# PROBLEM STATEMENT:
The records below must be retyped exactly.

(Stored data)
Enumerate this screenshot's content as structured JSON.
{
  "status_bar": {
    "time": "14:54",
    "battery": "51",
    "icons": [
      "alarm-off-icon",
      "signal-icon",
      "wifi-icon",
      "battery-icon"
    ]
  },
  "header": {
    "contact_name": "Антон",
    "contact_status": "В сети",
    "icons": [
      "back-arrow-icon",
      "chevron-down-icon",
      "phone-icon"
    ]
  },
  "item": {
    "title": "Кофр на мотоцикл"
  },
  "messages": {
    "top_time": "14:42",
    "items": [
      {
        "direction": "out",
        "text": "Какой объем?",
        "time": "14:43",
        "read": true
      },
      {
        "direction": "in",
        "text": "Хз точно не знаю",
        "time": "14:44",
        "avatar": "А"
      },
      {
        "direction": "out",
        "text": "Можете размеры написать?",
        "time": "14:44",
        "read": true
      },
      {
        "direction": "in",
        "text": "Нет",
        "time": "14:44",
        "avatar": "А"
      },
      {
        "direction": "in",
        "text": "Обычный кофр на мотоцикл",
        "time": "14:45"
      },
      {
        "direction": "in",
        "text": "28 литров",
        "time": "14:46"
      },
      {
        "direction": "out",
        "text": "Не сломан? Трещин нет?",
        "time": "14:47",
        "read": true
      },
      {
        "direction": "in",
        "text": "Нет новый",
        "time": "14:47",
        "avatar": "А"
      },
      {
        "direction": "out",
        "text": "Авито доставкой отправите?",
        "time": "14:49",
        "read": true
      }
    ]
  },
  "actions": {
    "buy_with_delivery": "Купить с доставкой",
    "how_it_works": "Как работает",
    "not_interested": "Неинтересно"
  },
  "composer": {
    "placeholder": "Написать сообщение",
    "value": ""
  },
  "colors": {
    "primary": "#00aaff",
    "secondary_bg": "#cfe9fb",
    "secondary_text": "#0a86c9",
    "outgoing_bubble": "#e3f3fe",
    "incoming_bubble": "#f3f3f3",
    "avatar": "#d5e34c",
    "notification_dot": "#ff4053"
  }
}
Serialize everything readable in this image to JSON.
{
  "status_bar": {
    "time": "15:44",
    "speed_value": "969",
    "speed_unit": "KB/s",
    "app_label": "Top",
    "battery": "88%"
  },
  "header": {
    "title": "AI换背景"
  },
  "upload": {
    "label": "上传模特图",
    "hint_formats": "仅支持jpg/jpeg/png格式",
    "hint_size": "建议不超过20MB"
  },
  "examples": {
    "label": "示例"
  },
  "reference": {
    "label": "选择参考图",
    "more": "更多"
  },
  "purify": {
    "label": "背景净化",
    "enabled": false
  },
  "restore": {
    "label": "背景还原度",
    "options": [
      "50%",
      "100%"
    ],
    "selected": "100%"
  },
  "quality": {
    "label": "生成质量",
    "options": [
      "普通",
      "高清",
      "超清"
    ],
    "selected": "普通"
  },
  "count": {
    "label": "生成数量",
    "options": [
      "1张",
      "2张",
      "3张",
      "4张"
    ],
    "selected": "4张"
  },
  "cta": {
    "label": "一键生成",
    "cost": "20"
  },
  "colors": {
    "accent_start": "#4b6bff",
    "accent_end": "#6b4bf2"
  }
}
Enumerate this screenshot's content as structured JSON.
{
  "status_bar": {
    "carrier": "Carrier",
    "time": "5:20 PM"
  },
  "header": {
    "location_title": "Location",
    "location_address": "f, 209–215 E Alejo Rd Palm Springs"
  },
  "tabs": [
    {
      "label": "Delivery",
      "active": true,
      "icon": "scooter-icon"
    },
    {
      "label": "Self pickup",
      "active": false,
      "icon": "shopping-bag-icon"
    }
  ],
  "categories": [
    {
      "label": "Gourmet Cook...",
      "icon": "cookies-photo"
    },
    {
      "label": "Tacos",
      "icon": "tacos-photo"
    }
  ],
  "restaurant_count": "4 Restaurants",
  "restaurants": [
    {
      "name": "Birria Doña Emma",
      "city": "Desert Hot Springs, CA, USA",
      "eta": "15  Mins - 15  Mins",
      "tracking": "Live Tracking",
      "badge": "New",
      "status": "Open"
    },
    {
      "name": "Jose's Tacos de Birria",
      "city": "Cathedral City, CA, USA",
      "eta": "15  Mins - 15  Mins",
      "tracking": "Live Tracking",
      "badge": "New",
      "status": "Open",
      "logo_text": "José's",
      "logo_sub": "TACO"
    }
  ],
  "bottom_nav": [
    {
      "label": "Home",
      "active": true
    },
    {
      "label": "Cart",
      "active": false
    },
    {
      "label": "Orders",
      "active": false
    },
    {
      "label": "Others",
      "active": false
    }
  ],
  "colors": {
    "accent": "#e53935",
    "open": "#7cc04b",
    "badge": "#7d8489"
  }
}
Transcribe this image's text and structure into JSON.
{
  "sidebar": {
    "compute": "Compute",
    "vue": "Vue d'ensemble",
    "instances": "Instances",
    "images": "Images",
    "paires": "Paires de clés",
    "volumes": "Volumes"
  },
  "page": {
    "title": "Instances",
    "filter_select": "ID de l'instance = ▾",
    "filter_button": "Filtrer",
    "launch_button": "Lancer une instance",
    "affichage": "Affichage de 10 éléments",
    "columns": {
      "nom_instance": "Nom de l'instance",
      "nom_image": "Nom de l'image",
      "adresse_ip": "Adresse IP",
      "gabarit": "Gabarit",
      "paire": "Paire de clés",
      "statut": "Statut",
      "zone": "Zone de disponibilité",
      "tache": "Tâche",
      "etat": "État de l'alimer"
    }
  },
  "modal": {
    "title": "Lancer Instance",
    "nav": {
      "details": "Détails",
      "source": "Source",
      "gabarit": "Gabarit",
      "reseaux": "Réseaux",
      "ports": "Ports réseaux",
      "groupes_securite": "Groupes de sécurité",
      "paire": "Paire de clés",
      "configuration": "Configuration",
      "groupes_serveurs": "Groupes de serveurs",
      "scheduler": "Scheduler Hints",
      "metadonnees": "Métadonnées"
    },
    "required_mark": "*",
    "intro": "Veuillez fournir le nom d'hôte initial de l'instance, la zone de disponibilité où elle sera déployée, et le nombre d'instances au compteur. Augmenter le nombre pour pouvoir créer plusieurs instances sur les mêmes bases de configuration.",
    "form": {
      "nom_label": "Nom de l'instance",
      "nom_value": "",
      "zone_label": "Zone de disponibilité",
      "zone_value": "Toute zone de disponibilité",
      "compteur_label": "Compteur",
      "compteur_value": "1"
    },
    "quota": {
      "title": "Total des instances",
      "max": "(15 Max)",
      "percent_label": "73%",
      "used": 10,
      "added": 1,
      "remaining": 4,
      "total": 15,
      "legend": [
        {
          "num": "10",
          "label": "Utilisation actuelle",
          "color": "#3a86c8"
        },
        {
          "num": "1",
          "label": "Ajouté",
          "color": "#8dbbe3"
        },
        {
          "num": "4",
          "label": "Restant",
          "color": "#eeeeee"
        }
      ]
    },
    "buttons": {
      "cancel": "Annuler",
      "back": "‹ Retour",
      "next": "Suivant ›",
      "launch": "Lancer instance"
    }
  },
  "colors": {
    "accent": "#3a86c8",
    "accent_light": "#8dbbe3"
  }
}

# TASK RESULT:
Enumerate this screenshot's content as structured JSON.
{
  "status_bar": {
    "time": "14:54",
    "battery": "51",
    "icons": [
      "alarm-off-icon",
      "signal-icon",
      "wifi-icon",
      "battery-icon"
    ]
  },
  "header": {
    "contact_name": "Антон",
    "contact_status": "В сети",
    "icons": [
      "back-arrow-icon",
      "chevron-down-icon",
      "phone-icon"
    ]
  },
  "item": {
    "title": "Кофр на мотоцикл"
  },
  "messages": {
    "top_time": "14:42",
    "items": [
      {
        "direction": "out",
        "text": "Какой объем?",
        "time": "14:43",
        "read": true
      },
      {
        "direction": "in",
        "text": "Хз точно не знаю",
        "time": "14:44",
        "avatar": "А"
      },
      {
        "direction": "out",
        "text": "Можете размеры написать?",
        "time": "14:44",
        "read": true
      },
      {
        "direction": "in",
        "text": "Нет",
        "time": "14:44",
        "avatar": "А"
      },
      {
        "direction": "in",
        "text": "Обычный кофр на мотоцикл",
        "time": "14:45"
      },
      {
        "direction": "in",
        "text": "28 литров",
        "time": "14:46"
      },
      {
        "direction": "out",
        "text": "Не сломан? Трещин нет?",
        "time": "14:47",
        "read": true
      },
      {
        "direction": "in",
        "text": "Нет новый",
        "time": "14:47",
        "avatar": "А"
      },
      {
        "direction": "out",
        "text": "Авито доставкой отправите?",
        "time": "14:49",
        "read": true
      }
    ]
  },
  "actions": {
    "buy_with_delivery": "Купить с доставкой",
    "how_it_works": "Как работает",
    "not_interested": "Неинтересно"
  },
  "composer": {
    "placeholder": "Написать сообщение",
    "value": ""
  },
  "colors": {
    "primary": "#00aaff",
    "secondary_bg": "#cfe9fb",
    "secondary_text": "#0a86c9",
    "outgoing_bubble": "#e3f3fe",
    "incoming_bubble": "#f3f3f3",
    "avatar": "#d5e34c",
    "notification_dot": "#ff4053"
  }
}
Serialize everything readable in this image to JSON.
{
  "status_bar": {
    "time": "15:44",
    "speed_value": "969",
    "speed_unit": "KB/s",
    "app_label": "Top",
    "battery": "88%"
  },
  "header": {
    "title": "AI换背景"
  },
  "upload": {
    "label": "上传模特图",
    "hint_formats": "仅支持jpg/jpeg/png格式",
    "hint_size": "建议不超过20MB"
  },
  "examples": {
    "label": "示例"
  },
  "reference": {
    "label": "选择参考图",
    "more": "更多"
  },
  "purify": {
    "label": "背景净化",
    "enabled": false
  },
  "restore": {
    "label": "背景还原度",
    "options": [
      "50%",
      "100%"
    ],
    "selected": "100%"
  },
  "quality": {
    "label": "生成质量",
    "options": [
      "普通",
      "高清",
      "超清"
    ],
    "selected": "普通"
  },
  "count": {
    "label": "生成数量",
    "options": [
      "1张",
      "2张",
      "3张",
      "4张"
    ],
    "selected": "4张"
  },
  "cta": {
    "label": "一键生成",
    "cost": "20"
  },
  "colors": {
    "accent_start": "#4b6bff",
    "accent_end": "#6b4bf2"
  }
}
Enumerate this screenshot's content as structured JSON.
{
  "status_bar": {
    "carrier": "Carrier",
    "time": "5:20 PM"
  },
  "header": {
    "location_title": "Location",
    "location_address": "f, 209–215 E Alejo Rd Palm Springs"
  },
  "tabs": [
    {
      "label": "Delivery",
      "active": true,
      "icon": "scooter-icon"
    },
    {
      "label": "Self pickup",
      "active": false,
      "icon": "shopping-bag-icon"
    }
  ],
  "categories": [
    {
      "label": "Gourmet Cook...",
      "icon": "cookies-photo"
    },
    {
      "label": "Tacos",
      "icon": "tacos-photo"
    }
  ],
  "restaurant_count": "4 Restaurants",
  "restaurants": [
    {
      "name": "Birria Doña Emma",
      "city": "Desert Hot Springs, CA, USA",
      "eta": "15  Mins - 15  Mins",
      "tracking": "Live Tracking",
      "badge": "New",
      "status": "Open"
    },
    {
      "name": "Jose's Tacos de Birria",
      "city": "Cathedral City, CA, USA",
      "eta": "15  Mins - 15  Mins",
      "tracking": "Live Tracking",
      "badge": "New",
      "status": "Open",
      "logo_text": "José's",
      "logo_sub": "TACO"
    }
  ],
  "bottom_nav": [
    {
      "label": "Home",
      "active": true
    },
    {
      "label": "Cart",
      "active": false
    },
    {
      "label": "Orders",
      "active": false
    },
    {
      "label": "Others",
      "active": false
    }
  ],
  "colors": {
    "accent": "#e53935",
    "open": "#7cc04b",
    "badge": "#7d8489"
  }
}
Transcribe this image's text and structure into JSON.
{
  "sidebar": {
    "compute": "Compute",
    "vue": "Vue d'ensemble",
    "instances": "Instances",
    "images": "Images",
    "paires": "Paires de clés",
    "volumes": "Volumes"
  },
  "page": {
    "title": "Instances",
    "filter_select": "ID de l'instance = ▾",
    "filter_button": "Filtrer",
    "launch_button": "Lancer une instance",
    "affichage": "Affichage de 10 éléments",
    "columns": {
      "nom_instance": "Nom de l'instance",
      "nom_image": "Nom de l'image",
      "adresse_ip": "Adresse IP",
      "gabarit": "Gabarit",
      "paire": "Paire de clés",
      "statut": "Statut",
      "zone": "Zone de disponibilité",
      "tache": "Tâche",
      "etat": "État de l'alimer"
    }
  },
  "modal": {
    "title": "Lancer Instance",
    "nav": {
      "details": "Détails",
      "source": "Source",
      "gabarit": "Gabarit",
      "reseaux": "Réseaux",
      "ports": "Ports réseaux",
      "groupes_securite": "Groupes de sécurité",
      "paire": "Paire de clés",
      "configuration": "Configuration",
      "groupes_serveurs": "Groupes de serveurs",
      "scheduler": "Scheduler Hints",
      "metadonnees": "Métadonnées"
    },
    "required_mark": "*",
    "intro": "Veuillez fournir le nom d'hôte initial de l'instance, la zone de disponibilité où elle sera déployée, et le nombre d'instances au compteur. Augmenter le nombre pour pouvoir créer plusieurs instances sur les mêmes bases de configuration.",
    "form": {
      "nom_label": "Nom de l'instance",
      "nom_value": "",
      "zone_label": "Zone de disponibilité",
      "zone_value": "Toute zone de disponibilité",
      "compteur_label": "Compteur",
      "compteur_value": "1"
    },
    "quota": {
      "title": "Total des instances",
      "max": "(15 Max)",
      "percent_label": "73%",
      "used": 10,
      "added": 1,
      "remaining": 4,
      "total": 15,
      "legend": [
        {
          "num": "10",
          "label": "Utilisation actuelle",
          "color": "#3a86c8"
        },
        {
          "num": "1",
          "label": "Ajouté",
          "color": "#8dbbe3"
        },
        {
          "num": "4",
          "label": "Restant",
          "color": "#eeeeee"
        }
      ]
    },
    "buttons": {
      "cancel": "Annuler",
      "back": "‹ Retour",
      "next": "Suivant ›",
      "launch": "Lancer instance"
    }
  },
  "colors": {
    "accent": "#3a86c8",
    "accent_light": "#8dbbe3"
  }
}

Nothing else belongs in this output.